*Description of the task*
Transcribe each record below word for word.

*Records shown*

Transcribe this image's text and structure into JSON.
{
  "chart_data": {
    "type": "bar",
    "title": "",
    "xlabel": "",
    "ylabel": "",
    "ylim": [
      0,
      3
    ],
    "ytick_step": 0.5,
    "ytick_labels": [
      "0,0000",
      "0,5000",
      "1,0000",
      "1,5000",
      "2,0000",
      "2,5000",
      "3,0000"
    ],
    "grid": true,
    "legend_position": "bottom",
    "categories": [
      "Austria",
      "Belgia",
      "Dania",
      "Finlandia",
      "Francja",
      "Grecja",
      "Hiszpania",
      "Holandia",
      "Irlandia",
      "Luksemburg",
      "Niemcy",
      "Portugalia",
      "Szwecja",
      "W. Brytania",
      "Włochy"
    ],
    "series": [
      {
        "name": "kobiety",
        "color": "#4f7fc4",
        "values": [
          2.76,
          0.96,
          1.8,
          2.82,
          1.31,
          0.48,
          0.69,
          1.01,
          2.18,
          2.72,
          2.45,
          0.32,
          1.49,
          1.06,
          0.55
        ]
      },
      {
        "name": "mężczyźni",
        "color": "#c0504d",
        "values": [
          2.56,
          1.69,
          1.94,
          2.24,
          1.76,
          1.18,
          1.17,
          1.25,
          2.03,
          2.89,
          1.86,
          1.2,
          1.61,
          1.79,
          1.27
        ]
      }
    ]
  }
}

*Exercise result*
Transcribe this image's text and structure into JSON.
{
  "chart_data": {
    "type": "bar",
    "title": "",
    "xlabel": "",
    "ylabel": "",
    "ylim": [
      0,
      3
    ],
    "ytick_step": 0.5,
    "ytick_labels": [
      "0,0000",
      "0,5000",
      "1,0000",
      "1,5000",
      "2,0000",
      "2,5000",
      "3,0000"
    ],
    "grid": true,
    "legend_position": "bottom",
    "categories": [
      "Austria",
      "Belgia",
      "Dania",
      "Finlandia",
      "Francja",
      "Grecja",
      "Hiszpania",
      "Holandia",
      "Irlandia",
      "Luksemburg",
      "Niemcy",
      "Portugalia",
      "Szwecja",
      "W. Brytania",
      "Włochy"
    ],
    "series": [
      {
        "name": "kobiety",
        "color": "#4f7fc4",
        "values": [
          2.76,
          0.96,
          1.8,
          2.82,
          1.31,
          0.48,
          0.69,
          1.01,
          2.18,
          2.72,
          2.45,
          0.32,
          1.49,
          1.06,
          0.55
        ]
      },
      {
        "name": "mężczyźni",
        "color": "#c0504d",
        "values": [
          2.56,
          1.69,
          1.94,
          2.24,
          1.76,
          1.18,
          1.17,
          1.25,
          2.03,
          2.89,
          1.86,
          1.2,
          1.61,
          1.79,
          1.27
        ]
      }
    ]
  }
}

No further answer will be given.